* _Written exercise_
Will you print the material below without altering a single character?

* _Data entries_
───
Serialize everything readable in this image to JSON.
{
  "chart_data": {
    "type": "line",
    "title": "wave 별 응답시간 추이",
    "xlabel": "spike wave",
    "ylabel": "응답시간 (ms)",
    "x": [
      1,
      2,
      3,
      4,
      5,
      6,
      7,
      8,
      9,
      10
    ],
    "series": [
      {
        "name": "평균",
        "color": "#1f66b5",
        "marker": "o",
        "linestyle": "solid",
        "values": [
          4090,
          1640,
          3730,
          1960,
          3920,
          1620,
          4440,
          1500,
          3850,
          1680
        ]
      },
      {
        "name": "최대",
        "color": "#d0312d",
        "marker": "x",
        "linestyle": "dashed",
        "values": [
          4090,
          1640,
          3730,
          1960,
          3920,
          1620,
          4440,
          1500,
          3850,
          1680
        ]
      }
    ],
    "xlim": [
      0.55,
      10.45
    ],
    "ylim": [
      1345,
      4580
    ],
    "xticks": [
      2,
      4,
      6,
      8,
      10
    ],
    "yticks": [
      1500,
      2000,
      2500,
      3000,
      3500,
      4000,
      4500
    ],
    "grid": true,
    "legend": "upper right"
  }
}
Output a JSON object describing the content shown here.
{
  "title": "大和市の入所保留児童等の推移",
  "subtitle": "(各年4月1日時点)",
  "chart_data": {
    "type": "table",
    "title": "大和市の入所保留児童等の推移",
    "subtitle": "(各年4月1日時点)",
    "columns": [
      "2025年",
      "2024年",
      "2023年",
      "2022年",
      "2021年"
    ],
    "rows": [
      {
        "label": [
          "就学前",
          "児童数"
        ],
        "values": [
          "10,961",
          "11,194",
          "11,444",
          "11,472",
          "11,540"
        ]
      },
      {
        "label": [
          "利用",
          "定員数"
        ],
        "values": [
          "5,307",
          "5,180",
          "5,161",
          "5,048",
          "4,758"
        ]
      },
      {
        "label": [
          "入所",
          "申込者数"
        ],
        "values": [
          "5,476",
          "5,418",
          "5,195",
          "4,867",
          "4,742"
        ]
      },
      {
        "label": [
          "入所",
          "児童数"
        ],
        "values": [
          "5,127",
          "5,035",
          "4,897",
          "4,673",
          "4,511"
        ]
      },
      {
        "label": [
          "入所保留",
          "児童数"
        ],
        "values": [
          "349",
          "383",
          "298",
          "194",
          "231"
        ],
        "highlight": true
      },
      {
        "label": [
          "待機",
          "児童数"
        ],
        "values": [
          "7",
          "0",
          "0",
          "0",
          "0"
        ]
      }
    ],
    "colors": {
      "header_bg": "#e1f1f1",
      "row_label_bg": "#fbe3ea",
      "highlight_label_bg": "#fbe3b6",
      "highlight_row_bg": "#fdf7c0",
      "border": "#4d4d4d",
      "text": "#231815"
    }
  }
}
───
* _Solution below_
Serialize everything readable in this image to JSON.
{
  "chart_data": {
    "type": "line",
    "title": "wave 별 응답시간 추이",
    "xlabel": "spike wave",
    "ylabel": "응답시간 (ms)",
    "x": [
      1,
      2,
      3,
      4,
      5,
      6,
      7,
      8,
      9,
      10
    ],
    "series": [
      {
        "name": "평균",
        "color": "#1f66b5",
        "marker": "o",
        "linestyle": "solid",
        "values": [
          4090,
          1640,
          3730,
          1960,
          3920,
          1620,
          4440,
          1500,
          3850,
          1680
        ]
      },
      {
        "name": "최대",
        "color": "#d0312d",
        "marker": "x",
        "linestyle": "dashed",
        "values": [
          4090,
          1640,
          3730,
          1960,
          3920,
          1620,
          4440,
          1500,
          3850,
          1680
        ]
      }
    ],
    "xlim": [
      0.55,
      10.45
    ],
    "ylim": [
      1345,
      4580
    ],
    "xticks": [
      2,
      4,
      6,
      8,
      10
    ],
    "yticks": [
      1500,
      2000,
      2500,
      3000,
      3500,
      4000,
      4500
    ],
    "grid": true,
    "legend": "upper right"
  }
}
Output a JSON object describing the content shown here.
{
  "title": "大和市の入所保留児童等の推移",
  "subtitle": "(各年4月1日時点)",
  "chart_data": {
    "type": "table",
    "title": "大和市の入所保留児童等の推移",
    "subtitle": "(各年4月1日時点)",
    "columns": [
      "2025年",
      "2024年",
      "2023年",
      "2022年",
      "2021年"
    ],
    "rows": [
      {
        "label": [
          "就学前",
          "児童数"
        ],
        "values": [
          "10,961",
          "11,194",
          "11,444",
          "11,472",
          "11,540"
        ]
      },
      {
        "label": [
          "利用",
          "定員数"
        ],
        "values": [
          "5,307",
          "5,180",
          "5,161",
          "5,048",
          "4,758"
        ]
      },
      {
        "label": [
          "入所",
          "申込者数"
        ],
        "values": [
          "5,476",
          "5,418",
          "5,195",
          "4,867",
          "4,742"
        ]
      },
      {
        "label": [
          "入所",
          "児童数"
        ],
        "values": [
          "5,127",
          "5,035",
          "4,897",
          "4,673",
          "4,511"
        ]
      },
      {
        "label": [
          "入所保留",
          "児童数"
        ],
        "values": [
          "349",
          "383",
          "298",
          "194",
          "231"
        ],
        "highlight": true
      },
      {
        "label": [
          "待機",
          "児童数"
        ],
        "values": [
          "7",
          "0",
          "0",
          "0",
          "0"
        ]
      }
    ],
    "colors": {
      "header_bg": "#e1f1f1",
      "row_label_bg": "#fbe3ea",
      "highlight_label_bg": "#fbe3b6",
      "highlight_row_bg": "#fdf7c0",
      "border": "#4d4d4d",
      "text": "#231815"
    }
  }
}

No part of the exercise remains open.